- [Set problem]
Look through the listing for the word "circle". Copy each line that has it.

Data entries

↓

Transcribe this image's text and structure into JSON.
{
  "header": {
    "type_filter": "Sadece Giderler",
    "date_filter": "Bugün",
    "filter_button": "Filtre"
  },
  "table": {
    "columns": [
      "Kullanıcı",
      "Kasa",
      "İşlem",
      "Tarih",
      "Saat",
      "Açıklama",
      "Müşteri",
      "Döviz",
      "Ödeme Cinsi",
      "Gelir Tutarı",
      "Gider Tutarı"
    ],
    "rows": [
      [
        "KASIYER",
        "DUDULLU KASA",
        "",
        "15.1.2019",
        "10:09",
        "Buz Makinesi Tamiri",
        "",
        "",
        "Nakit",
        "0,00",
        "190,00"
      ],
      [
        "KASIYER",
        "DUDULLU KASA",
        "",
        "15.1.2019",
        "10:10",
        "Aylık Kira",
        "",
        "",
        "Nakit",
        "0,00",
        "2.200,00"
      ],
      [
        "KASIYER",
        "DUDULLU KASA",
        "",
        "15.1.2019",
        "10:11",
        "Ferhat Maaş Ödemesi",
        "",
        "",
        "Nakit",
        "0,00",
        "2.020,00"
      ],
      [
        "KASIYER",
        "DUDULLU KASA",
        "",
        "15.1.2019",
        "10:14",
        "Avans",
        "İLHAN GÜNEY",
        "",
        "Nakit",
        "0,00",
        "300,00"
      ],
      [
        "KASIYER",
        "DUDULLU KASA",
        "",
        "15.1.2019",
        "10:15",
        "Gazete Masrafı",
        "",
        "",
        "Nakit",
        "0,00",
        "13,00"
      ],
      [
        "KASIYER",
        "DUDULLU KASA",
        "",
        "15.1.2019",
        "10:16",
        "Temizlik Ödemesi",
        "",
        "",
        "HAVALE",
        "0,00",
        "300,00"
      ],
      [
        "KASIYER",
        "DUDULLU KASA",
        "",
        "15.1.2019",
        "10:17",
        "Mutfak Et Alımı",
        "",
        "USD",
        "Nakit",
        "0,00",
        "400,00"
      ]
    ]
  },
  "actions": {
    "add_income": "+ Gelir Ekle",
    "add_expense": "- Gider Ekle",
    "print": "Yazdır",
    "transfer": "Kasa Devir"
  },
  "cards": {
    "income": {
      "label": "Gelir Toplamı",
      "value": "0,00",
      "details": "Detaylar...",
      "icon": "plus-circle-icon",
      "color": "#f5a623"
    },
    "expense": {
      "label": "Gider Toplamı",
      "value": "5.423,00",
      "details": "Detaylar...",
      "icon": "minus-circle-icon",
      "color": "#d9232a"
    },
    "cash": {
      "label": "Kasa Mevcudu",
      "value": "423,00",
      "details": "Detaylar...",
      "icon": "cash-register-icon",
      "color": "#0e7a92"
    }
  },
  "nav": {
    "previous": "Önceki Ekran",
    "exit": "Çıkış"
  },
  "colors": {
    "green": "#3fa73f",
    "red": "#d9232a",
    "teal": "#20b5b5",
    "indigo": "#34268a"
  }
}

↑

- [Task response]
      "icon": "plus-circle-icon",
      "icon": "minus-circle-icon",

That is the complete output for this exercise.